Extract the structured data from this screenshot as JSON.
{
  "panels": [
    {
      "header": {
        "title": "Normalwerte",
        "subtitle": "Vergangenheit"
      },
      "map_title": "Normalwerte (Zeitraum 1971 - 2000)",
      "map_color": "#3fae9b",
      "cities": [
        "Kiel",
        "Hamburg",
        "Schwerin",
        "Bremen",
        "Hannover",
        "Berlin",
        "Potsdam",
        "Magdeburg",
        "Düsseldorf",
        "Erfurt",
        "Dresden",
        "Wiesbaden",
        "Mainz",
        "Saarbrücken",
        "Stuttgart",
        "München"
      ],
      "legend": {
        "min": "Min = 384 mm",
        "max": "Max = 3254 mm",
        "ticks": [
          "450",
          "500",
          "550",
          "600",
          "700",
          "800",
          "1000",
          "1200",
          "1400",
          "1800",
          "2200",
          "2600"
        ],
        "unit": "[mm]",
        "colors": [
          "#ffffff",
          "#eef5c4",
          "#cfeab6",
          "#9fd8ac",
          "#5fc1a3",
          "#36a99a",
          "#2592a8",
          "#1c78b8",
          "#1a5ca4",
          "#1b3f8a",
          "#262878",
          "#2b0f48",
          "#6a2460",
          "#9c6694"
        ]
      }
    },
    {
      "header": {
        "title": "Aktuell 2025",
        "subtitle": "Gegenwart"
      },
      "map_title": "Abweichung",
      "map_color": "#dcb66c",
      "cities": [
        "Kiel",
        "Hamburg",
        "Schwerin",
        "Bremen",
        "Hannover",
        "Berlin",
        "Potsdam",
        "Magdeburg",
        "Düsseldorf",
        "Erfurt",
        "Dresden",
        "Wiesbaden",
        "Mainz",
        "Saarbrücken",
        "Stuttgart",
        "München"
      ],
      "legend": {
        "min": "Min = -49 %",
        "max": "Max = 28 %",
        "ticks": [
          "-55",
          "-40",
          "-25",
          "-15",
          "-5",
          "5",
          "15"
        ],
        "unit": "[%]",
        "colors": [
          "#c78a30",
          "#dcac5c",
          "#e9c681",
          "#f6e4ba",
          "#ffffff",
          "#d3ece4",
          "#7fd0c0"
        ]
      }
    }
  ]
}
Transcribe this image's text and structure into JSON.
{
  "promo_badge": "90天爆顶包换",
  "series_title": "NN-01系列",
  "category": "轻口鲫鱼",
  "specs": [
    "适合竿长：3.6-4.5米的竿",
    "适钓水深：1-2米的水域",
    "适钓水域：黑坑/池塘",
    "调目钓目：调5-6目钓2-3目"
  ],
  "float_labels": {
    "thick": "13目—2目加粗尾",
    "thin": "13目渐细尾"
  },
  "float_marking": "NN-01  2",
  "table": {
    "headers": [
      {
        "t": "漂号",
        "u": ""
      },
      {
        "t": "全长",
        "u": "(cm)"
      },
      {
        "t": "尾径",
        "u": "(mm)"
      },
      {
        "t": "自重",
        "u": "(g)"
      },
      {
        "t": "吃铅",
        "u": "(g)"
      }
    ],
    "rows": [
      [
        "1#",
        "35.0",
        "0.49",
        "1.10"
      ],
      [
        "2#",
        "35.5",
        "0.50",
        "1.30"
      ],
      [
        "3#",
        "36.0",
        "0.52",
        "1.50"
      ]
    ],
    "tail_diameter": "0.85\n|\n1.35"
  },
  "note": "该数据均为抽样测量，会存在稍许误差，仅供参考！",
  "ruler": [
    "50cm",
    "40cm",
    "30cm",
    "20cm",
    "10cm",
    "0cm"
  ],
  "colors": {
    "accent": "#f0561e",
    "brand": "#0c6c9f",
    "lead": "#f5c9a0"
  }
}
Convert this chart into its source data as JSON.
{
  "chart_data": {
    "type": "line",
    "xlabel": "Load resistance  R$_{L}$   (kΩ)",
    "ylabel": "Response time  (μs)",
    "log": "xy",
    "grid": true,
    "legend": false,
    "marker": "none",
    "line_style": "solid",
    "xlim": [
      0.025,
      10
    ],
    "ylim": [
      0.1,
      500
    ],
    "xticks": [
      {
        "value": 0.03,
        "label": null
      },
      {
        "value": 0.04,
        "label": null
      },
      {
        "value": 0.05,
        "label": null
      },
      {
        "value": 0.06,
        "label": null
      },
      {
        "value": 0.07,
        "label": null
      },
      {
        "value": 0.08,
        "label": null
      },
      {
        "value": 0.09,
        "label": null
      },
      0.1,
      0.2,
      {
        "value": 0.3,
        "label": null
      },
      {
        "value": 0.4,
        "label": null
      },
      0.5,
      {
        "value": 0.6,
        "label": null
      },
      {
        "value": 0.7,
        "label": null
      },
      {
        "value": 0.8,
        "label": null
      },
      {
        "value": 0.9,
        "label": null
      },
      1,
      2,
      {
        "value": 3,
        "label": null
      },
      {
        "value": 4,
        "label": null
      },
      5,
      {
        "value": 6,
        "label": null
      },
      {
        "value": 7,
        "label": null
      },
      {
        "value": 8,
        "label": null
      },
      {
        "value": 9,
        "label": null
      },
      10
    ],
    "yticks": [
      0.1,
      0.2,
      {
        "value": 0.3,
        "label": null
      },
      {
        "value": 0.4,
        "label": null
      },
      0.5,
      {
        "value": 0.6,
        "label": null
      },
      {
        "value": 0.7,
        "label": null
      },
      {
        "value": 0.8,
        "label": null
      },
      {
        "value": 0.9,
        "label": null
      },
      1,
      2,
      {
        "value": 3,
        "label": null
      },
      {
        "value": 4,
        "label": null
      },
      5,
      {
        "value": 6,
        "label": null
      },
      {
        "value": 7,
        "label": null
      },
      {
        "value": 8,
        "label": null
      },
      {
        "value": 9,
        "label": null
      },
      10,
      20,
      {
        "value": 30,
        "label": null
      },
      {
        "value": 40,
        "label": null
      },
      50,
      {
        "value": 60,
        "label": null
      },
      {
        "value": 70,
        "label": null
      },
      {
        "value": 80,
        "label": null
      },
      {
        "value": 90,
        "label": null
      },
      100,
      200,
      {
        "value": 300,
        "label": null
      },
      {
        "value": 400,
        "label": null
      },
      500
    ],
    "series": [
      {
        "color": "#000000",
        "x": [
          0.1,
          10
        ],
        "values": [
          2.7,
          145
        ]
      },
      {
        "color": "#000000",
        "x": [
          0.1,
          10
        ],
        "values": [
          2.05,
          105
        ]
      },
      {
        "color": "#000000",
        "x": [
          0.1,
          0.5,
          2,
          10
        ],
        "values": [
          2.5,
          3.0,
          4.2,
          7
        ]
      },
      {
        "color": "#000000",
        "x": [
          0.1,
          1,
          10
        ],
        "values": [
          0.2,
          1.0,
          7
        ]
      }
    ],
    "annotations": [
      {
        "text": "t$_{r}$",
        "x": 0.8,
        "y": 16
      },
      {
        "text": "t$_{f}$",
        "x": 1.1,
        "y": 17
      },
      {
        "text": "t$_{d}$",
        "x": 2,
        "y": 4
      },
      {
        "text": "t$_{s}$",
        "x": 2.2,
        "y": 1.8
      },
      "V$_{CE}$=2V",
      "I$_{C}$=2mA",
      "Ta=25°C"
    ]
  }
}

> [TASK GOAL] Check each line of the data above for the string "JSON" and report only how many lines have it.

> [TASK RESPONSE] 3